A run of records:
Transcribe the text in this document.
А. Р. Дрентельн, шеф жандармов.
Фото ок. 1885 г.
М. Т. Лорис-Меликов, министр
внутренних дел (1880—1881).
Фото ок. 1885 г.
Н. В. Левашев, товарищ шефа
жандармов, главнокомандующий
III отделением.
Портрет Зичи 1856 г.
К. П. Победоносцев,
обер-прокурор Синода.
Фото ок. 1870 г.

■ **Task to complete**: Reproduce the data in full, exactly as presented.

■ **Full output**:
Transcribe the text in this document.
А. Р. Дрентельн, шеф жандармов.
Фото ок. 1885 г.
М. Т. Лорис-Меликов, министр
внутренних дел (1880—1881).
Фото ок. 1885 г.
Н. В. Левашев, товарищ шефа
жандармов, главнокомандующий
III отделением.
Портрет Зичи 1856 г.
К. П. Победоносцев,
обер-прокурор Синода.
Фото ок. 1870 г.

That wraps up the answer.